• _SHORT EXERCISE_
Reproduce every entry exactly and leave its pictures out.

• _DATA FOR THIS TASK_

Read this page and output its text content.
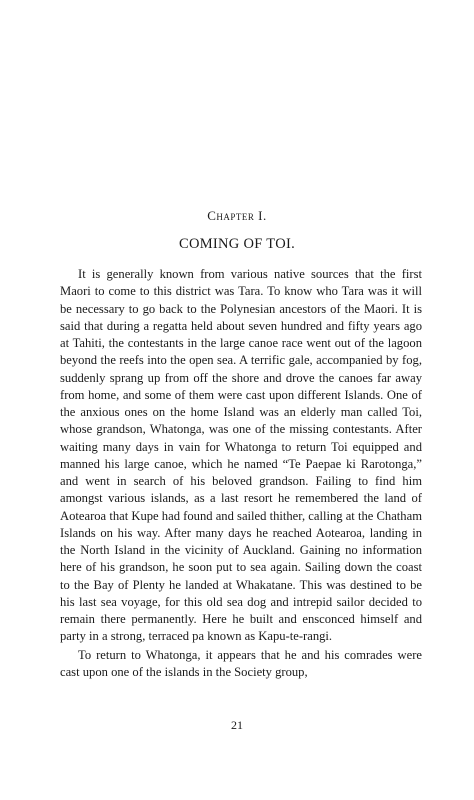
Chapter I.
COMING OF TOI.

It is generally known from various native sources that the first Maori to come to this district was Tara. To know who Tara was it will be necessary to go back to the Polynesian ancestors of the Maori. It is said that during a regatta held about seven hundred and fifty years ago at Tahiti, the contestants in the large canoe race went out of the lagoon beyond the reefs into the open sea. A terrific gale, accompanied by fog, suddenly sprang up from off the shore and drove the canoes far away from home, and some of them were cast upon different Islands. One of the anxious ones on the home Island was an elderly man called Toi, whose grandson, Whatonga, was one of the missing contestants. After waiting many days in vain for Whatonga to return Toi equipped and manned his large canoe, which he named “Te Paepae ki Rarotonga,” and went in search of his beloved grandson. Failing to find him amongst various islands, as a last resort he remembered the land of Aotearoa that Kupe had found and sailed thither, calling at the Chatham Islands on his way. After many days he reached Aotearoa, landing in the North Island in the vicinity of Auckland. Gaining no information here of his grandson, he soon put to sea again. Sailing down the coast to the Bay of Plenty he landed at Whakatane. This was destined to be his last sea voyage, for this old sea dog and intrepid sailor decided to remain there permanently. Here he built and ensconced himself and party in a strong, terraced pa known as Kapu-te-rangi.

To return to Whatonga, it appears that he and his comrades were cast upon one of the islands in the Society group,

21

• _TASK RESULT_
Read this page and output its text content.
Chapter I.
COMING OF TOI.

It is generally known from various native sources that the first Maori to come to this district was Tara. To know who Tara was it will be necessary to go back to the Polynesian ancestors of the Maori. It is said that during a regatta held about seven hundred and fifty years ago at Tahiti, the contestants in the large canoe race went out of the lagoon beyond the reefs into the open sea. A terrific gale, accompanied by fog, suddenly sprang up from off the shore and drove the canoes far away from home, and some of them were cast upon different Islands. One of the anxious ones on the home Island was an elderly man called Toi, whose grandson, Whatonga, was one of the missing contestants. After waiting many days in vain for Whatonga to return Toi equipped and manned his large canoe, which he named “Te Paepae ki Rarotonga,” and went in search of his beloved grandson. Failing to find him amongst various islands, as a last resort he remembered the land of Aotearoa that Kupe had found and sailed thither, calling at the Chatham Islands on his way. After many days he reached Aotearoa, landing in the North Island in the vicinity of Auckland. Gaining no information here of his grandson, he soon put to sea again. Sailing down the coast to the Bay of Plenty he landed at Whakatane. This was destined to be his last sea voyage, for this old sea dog and intrepid sailor decided to remain there permanently. Here he built and ensconced himself and party in a strong, terraced pa known as Kapu-te-rangi.

To return to Whatonga, it appears that he and his comrades were cast upon one of the islands in the Society group,

21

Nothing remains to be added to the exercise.